## What this task involves
Which lines in the records below contain the word "Home"? Copy each one out.

## Data records

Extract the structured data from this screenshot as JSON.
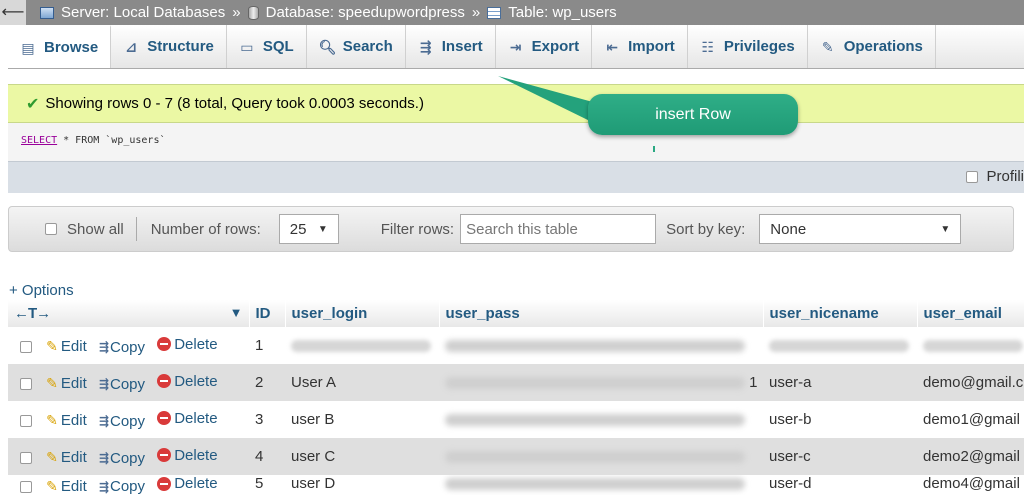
{
  "breadcrumb": {
    "back_icon": "arrow-left-icon",
    "server": "Server: Local Databases",
    "separator": "»",
    "database": "Database: speedupwordpress",
    "table": "Table: wp_users"
  },
  "tabs": [
    {
      "label": "Browse",
      "icon": "browse-icon",
      "active": true
    },
    {
      "label": "Structure",
      "icon": "structure-icon"
    },
    {
      "label": "SQL",
      "icon": "sql-icon"
    },
    {
      "label": "Search",
      "icon": "search-icon"
    },
    {
      "label": "Insert",
      "icon": "insert-icon"
    },
    {
      "label": "Export",
      "icon": "export-icon"
    },
    {
      "label": "Import",
      "icon": "import-icon"
    },
    {
      "label": "Privileges",
      "icon": "privileges-icon"
    },
    {
      "label": "Operations",
      "icon": "operations-icon"
    }
  ],
  "message": "Showing rows 0 - 7 (8 total, Query took 0.0003 seconds.)",
  "query": {
    "keyword": "SELECT",
    "rest": " * FROM `wp_users`"
  },
  "profiling_label": "Profili",
  "nav": {
    "show_all": "Show all",
    "number_of_rows_label": "Number of rows:",
    "number_of_rows_value": "25",
    "filter_label": "Filter rows:",
    "filter_placeholder": "Search this table",
    "sort_label": "Sort by key:",
    "sort_value": "None"
  },
  "options_link": "+ Options",
  "table": {
    "columns": [
      "ID",
      "user_login",
      "user_pass",
      "user_nicename",
      "user_email"
    ],
    "actions": {
      "edit": "Edit",
      "copy": "Copy",
      "delete": "Delete"
    },
    "rows": [
      {
        "id": "1",
        "login": "",
        "pass_suffix": "",
        "nicename": "",
        "email": ""
      },
      {
        "id": "2",
        "login": "User A",
        "pass_suffix": "1",
        "nicename": "user-a",
        "email": "demo@gmail.c"
      },
      {
        "id": "3",
        "login": "user B",
        "pass_suffix": "",
        "nicename": "user-b",
        "email": "demo1@gmail"
      },
      {
        "id": "4",
        "login": "user C",
        "pass_suffix": "",
        "nicename": "user-c",
        "email": "demo2@gmail"
      },
      {
        "id": "5",
        "login": "user D",
        "pass_suffix": "",
        "nicename": "user-d",
        "email": "demo4@gmail"
      }
    ]
  },
  "callout": {
    "text": "insert Row",
    "color": "#2aa882"
  }
}
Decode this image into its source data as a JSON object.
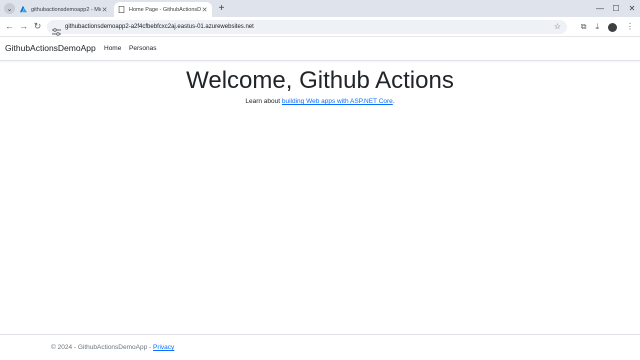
{
  "browser": {
    "tabs": [
      {
        "title": "githubactionsdemoapp2 - Micr",
        "favicon": "azure-icon",
        "active": false
      },
      {
        "title": "Home Page - GithubActionsDe",
        "favicon": "page-icon",
        "active": true
      }
    ],
    "url": "githubactionsdemoapp2-a2f4cfbebfcxc2aj.eastus-01.azurewebsites.net",
    "icons": {
      "tab_search": "chevron-down-icon",
      "new_tab": "+",
      "back": "←",
      "forward": "→",
      "reload": "↻",
      "bookmark": "☆",
      "extensions": "⧉",
      "download": "⤓",
      "menu": "⋮",
      "minimize": "—",
      "maximize": "☐",
      "close": "✕",
      "tab_close": "✕"
    }
  },
  "site": {
    "brand": "GithubActionsDemoApp",
    "nav": {
      "home": "Home",
      "personas": "Personas"
    }
  },
  "main": {
    "title": "Welcome, Github Actions",
    "subtitle_prefix": "Learn about ",
    "subtitle_link": "building Web apps with ASP.NET Core",
    "subtitle_suffix": "."
  },
  "footer": {
    "text": "© 2024 - GithubActionsDemoApp - ",
    "privacy": "Privacy"
  },
  "colors": {
    "link": "#0d6efd",
    "text": "#212529",
    "muted": "#6c757d",
    "tabstrip": "#dfe3eb",
    "omnibox": "#eef1f6"
  }
}
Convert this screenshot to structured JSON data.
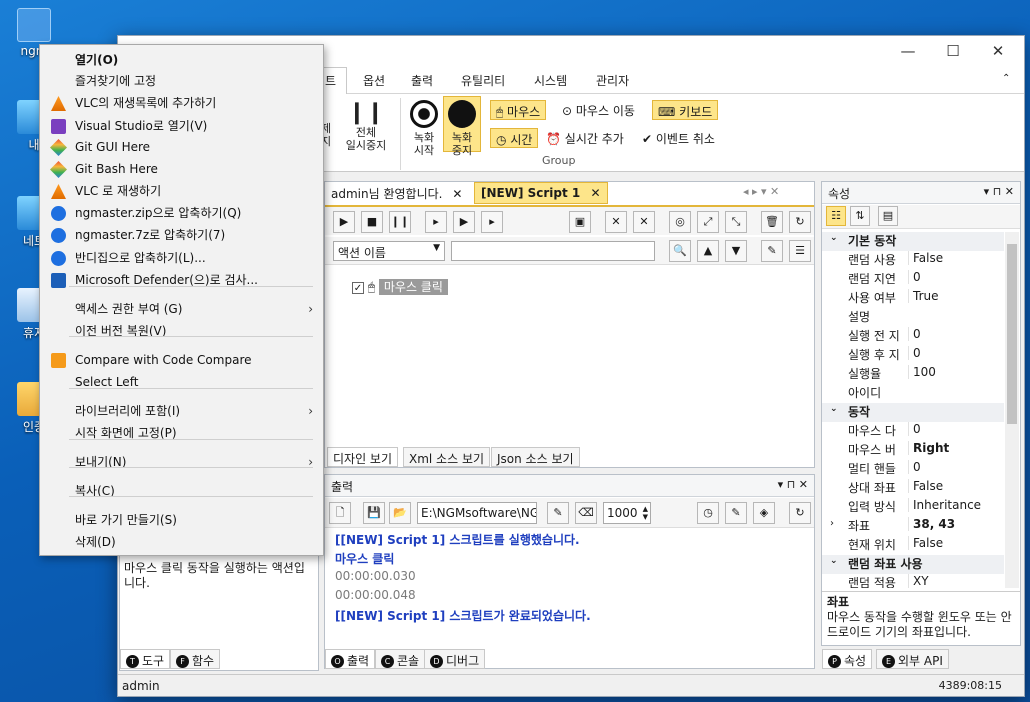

## Response
        "title": "Home Page - GithubActionsDe",
      "home": "Home",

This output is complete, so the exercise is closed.